### Request
Transcribe the data that follows precisely, omitting nothing.

### Dataset entries
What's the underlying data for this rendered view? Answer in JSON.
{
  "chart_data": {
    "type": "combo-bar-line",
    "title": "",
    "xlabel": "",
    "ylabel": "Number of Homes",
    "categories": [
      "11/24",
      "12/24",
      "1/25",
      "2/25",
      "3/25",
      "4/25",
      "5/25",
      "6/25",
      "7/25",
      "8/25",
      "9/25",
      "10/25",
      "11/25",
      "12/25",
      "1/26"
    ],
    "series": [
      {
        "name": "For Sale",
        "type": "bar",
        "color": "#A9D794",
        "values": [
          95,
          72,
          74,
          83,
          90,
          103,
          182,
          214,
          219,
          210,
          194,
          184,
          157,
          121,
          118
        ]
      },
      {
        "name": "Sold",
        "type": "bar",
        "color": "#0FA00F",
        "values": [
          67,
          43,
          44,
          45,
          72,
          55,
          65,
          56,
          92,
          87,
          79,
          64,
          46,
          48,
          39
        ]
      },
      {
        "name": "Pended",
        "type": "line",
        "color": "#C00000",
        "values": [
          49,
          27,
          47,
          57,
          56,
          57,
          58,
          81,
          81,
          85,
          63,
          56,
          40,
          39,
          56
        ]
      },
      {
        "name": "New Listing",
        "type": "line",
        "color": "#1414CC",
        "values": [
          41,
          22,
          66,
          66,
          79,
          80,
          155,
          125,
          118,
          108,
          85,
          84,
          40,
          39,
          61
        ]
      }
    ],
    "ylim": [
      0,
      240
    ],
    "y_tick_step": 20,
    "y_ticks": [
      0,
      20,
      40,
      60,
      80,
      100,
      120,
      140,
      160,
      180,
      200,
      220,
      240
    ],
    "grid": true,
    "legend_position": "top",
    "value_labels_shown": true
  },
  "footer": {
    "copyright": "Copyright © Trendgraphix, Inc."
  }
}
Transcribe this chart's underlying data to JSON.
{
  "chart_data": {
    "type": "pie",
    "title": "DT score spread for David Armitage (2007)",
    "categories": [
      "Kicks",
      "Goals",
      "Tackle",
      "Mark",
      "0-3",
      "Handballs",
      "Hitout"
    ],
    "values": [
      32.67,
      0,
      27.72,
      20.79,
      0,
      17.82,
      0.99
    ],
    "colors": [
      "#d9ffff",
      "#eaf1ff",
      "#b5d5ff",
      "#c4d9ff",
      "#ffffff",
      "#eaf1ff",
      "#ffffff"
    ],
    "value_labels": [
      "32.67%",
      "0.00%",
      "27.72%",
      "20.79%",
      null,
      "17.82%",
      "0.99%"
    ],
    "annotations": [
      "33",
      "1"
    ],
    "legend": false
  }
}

### Result of this task
What's the underlying data for this rendered view? Answer in JSON.
{
  "chart_data": {
    "type": "combo-bar-line",
    "title": "",
    "xlabel": "",
    "ylabel": "Number of Homes",
    "categories": [
      "11/24",
      "12/24",
      "1/25",
      "2/25",
      "3/25",
      "4/25",
      "5/25",
      "6/25",
      "7/25",
      "8/25",
      "9/25",
      "10/25",
      "11/25",
      "12/25",
      "1/26"
    ],
    "series": [
      {
        "name": "For Sale",
        "type": "bar",
        "color": "#A9D794",
        "values": [
          95,
          72,
          74,
          83,
          90,
          103,
          182,
          214,
          219,
          210,
          194,
          184,
          157,
          121,
          118
        ]
      },
      {
        "name": "Sold",
        "type": "bar",
        "color": "#0FA00F",
        "values": [
          67,
          43,
          44,
          45,
          72,
          55,
          65,
          56,
          92,
          87,
          79,
          64,
          46,
          48,
          39
        ]
      },
      {
        "name": "Pended",
        "type": "line",
        "color": "#C00000",
        "values": [
          49,
          27,
          47,
          57,
          56,
          57,
          58,
          81,
          81,
          85,
          63,
          56,
          40,
          39,
          56
        ]
      },
      {
        "name": "New Listing",
        "type": "line",
        "color": "#1414CC",
        "values": [
          41,
          22,
          66,
          66,
          79,
          80,
          155,
          125,
          118,
          108,
          85,
          84,
          40,
          39,
          61
        ]
      }
    ],
    "ylim": [
      0,
      240
    ],
    "y_tick_step": 20,
    "y_ticks": [
      0,
      20,
      40,
      60,
      80,
      100,
      120,
      140,
      160,
      180,
      200,
      220,
      240
    ],
    "grid": true,
    "legend_position": "top",
    "value_labels_shown": true
  },
  "footer": {
    "copyright": "Copyright © Trendgraphix, Inc."
  }
}
Transcribe this chart's underlying data to JSON.
{
  "chart_data": {
    "type": "pie",
    "title": "DT score spread for David Armitage (2007)",
    "categories": [
      "Kicks",
      "Goals",
      "Tackle",
      "Mark",
      "0-3",
      "Handballs",
      "Hitout"
    ],
    "values": [
      32.67,
      0,
      27.72,
      20.79,
      0,
      17.82,
      0.99
    ],
    "colors": [
      "#d9ffff",
      "#eaf1ff",
      "#b5d5ff",
      "#c4d9ff",
      "#ffffff",
      "#eaf1ff",
      "#ffffff"
    ],
    "value_labels": [
      "32.67%",
      "0.00%",
      "27.72%",
      "20.79%",
      null,
      "17.82%",
      "0.99%"
    ],
    "annotations": [
      "33",
      "1"
    ],
    "legend": false
  }
}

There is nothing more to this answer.